— begin RAW RECORDS —

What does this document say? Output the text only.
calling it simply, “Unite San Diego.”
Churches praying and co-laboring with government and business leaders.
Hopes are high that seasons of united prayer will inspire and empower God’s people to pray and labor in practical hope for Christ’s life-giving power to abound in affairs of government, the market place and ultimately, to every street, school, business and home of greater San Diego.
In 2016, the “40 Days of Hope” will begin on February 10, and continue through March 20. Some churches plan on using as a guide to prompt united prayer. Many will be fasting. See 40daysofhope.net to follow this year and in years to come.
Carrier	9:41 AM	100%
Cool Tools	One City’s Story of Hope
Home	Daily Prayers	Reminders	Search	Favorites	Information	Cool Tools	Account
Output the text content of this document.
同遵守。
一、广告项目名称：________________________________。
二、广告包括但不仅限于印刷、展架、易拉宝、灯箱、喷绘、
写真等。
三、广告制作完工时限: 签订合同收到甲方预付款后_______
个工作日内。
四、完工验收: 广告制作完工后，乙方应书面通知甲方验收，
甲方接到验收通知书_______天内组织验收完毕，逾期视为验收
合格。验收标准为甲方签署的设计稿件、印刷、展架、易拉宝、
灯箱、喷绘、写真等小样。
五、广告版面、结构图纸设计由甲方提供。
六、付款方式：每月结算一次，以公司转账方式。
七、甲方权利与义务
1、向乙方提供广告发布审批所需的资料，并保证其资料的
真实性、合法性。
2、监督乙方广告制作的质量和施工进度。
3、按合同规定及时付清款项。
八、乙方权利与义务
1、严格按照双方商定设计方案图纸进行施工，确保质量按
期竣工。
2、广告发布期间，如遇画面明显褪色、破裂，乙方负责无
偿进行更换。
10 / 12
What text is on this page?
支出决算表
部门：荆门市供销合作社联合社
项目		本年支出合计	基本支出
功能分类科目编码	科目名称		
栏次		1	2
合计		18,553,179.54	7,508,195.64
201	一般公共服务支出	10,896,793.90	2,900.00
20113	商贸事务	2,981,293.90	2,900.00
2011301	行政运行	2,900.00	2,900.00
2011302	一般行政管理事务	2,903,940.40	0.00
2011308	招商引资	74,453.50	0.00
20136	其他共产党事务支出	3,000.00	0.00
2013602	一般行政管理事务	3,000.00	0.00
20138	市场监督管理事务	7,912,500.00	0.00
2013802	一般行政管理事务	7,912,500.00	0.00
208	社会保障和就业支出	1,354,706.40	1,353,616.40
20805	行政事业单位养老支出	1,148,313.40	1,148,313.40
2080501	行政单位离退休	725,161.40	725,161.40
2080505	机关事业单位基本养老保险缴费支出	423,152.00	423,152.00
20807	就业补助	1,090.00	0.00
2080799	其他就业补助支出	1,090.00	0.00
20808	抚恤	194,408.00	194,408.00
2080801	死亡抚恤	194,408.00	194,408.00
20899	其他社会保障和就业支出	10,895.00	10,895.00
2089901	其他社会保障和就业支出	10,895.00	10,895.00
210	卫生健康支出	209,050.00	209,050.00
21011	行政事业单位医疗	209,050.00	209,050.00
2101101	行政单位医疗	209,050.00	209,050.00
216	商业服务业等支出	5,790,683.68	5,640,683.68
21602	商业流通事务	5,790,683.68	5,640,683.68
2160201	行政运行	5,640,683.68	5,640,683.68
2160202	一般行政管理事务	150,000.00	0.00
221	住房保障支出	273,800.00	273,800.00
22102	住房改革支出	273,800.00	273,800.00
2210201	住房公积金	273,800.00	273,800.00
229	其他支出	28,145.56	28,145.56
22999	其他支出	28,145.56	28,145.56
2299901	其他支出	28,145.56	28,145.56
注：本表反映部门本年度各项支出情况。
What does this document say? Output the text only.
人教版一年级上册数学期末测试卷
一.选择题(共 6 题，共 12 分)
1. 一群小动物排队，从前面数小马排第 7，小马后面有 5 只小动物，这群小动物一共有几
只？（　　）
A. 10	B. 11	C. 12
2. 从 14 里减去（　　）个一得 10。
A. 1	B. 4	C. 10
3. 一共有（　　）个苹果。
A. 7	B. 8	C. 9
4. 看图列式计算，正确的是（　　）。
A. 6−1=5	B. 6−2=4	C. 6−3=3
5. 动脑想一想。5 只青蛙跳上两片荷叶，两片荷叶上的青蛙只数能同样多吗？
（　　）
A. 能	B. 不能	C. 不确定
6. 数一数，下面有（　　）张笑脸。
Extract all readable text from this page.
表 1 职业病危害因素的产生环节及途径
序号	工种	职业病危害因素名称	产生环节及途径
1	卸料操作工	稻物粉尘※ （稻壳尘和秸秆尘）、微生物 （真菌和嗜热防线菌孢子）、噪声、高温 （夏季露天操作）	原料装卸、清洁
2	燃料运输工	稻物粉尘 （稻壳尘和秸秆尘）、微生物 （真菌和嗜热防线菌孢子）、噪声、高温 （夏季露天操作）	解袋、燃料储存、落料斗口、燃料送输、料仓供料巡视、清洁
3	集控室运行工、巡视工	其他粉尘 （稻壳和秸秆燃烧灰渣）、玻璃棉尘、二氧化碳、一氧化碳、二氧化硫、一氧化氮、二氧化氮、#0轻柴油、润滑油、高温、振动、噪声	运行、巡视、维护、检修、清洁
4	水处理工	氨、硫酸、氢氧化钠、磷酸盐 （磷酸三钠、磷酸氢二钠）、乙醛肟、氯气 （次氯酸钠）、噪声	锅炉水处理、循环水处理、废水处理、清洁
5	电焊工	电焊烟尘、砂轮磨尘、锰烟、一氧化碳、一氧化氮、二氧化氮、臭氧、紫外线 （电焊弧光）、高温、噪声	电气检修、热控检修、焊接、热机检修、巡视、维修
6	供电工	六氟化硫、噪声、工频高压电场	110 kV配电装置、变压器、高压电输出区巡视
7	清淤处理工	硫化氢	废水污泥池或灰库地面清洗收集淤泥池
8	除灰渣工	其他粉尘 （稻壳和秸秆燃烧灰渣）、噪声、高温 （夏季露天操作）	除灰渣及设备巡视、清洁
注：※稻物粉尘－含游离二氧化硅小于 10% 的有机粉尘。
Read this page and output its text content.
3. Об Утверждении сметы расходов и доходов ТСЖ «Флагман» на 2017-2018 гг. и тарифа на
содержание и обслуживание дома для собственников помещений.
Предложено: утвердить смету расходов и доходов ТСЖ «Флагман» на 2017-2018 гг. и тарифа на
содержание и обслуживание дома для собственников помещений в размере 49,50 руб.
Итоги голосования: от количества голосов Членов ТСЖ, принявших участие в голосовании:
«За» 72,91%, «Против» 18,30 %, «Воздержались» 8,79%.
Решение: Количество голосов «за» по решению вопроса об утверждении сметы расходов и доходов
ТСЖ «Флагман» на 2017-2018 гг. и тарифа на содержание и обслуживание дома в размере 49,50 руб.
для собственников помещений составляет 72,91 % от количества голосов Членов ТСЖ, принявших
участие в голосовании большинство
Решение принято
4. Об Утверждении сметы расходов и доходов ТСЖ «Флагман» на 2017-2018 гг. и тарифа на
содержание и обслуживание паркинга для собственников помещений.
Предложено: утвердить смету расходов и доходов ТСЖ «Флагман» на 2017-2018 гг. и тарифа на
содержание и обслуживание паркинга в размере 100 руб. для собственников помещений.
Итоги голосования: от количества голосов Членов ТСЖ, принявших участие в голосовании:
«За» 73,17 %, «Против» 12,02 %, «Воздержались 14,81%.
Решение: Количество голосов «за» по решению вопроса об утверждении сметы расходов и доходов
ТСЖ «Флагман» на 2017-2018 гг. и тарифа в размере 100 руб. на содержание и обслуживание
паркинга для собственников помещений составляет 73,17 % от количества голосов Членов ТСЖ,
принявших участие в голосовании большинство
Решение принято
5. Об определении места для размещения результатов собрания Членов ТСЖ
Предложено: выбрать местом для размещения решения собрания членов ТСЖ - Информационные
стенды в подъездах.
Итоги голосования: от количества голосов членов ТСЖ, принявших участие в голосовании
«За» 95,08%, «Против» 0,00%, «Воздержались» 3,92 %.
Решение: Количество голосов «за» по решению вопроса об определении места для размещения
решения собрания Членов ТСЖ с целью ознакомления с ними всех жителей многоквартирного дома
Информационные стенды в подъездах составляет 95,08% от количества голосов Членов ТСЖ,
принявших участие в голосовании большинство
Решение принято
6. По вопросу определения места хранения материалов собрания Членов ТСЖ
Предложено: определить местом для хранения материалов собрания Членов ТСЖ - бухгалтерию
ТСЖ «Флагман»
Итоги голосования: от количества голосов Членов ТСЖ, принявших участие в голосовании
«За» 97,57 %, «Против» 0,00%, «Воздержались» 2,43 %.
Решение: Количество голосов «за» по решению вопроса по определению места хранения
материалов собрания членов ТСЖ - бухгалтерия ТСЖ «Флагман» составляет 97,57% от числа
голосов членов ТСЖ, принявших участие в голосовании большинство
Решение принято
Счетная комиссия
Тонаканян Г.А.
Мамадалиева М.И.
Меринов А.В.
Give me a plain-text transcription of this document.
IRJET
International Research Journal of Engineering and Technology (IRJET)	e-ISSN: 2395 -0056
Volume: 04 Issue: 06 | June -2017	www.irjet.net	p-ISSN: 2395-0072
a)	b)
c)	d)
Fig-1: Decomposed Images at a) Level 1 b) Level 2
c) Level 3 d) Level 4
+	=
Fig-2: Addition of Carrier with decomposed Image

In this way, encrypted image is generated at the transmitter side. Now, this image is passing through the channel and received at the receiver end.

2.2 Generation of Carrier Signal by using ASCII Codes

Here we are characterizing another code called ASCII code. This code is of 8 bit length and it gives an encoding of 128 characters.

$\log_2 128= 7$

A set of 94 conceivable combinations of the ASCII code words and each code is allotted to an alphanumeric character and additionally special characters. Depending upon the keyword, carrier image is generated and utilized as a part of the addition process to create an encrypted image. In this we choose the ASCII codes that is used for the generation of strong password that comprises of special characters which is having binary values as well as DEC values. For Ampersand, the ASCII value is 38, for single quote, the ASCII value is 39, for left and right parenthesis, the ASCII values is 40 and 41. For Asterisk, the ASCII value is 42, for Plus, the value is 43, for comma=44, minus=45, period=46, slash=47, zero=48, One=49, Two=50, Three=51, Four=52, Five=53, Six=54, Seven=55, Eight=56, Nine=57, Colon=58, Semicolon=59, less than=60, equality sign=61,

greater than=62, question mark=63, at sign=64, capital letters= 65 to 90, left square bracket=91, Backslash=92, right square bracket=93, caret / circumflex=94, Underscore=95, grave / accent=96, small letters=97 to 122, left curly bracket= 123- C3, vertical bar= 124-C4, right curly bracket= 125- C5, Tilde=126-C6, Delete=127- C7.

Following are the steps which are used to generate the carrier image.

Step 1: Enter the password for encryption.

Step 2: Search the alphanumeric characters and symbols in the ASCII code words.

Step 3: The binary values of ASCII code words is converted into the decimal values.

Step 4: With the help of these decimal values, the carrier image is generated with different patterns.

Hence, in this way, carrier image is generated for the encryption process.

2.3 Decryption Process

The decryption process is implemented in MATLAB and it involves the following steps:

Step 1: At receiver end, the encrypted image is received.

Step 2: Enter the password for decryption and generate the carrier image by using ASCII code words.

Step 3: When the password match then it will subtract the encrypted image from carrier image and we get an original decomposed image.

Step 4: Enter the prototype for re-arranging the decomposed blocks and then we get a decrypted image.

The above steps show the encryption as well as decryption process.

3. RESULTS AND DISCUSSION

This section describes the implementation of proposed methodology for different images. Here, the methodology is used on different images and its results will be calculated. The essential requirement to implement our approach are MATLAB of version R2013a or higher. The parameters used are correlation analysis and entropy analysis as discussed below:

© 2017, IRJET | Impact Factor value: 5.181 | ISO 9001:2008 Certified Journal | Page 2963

— end RAW RECORDS —

> TASK DESCRIPTION:
From the entries above, copy every line where the word "received" shows up.

> SOLUTION FOR THIS PROBLEM:
In this way, encrypted image is generated at the transmitter side. Now, this image is passing through the channel and received at the receiver end.
Step 1: At receiver end, the encrypted image is received.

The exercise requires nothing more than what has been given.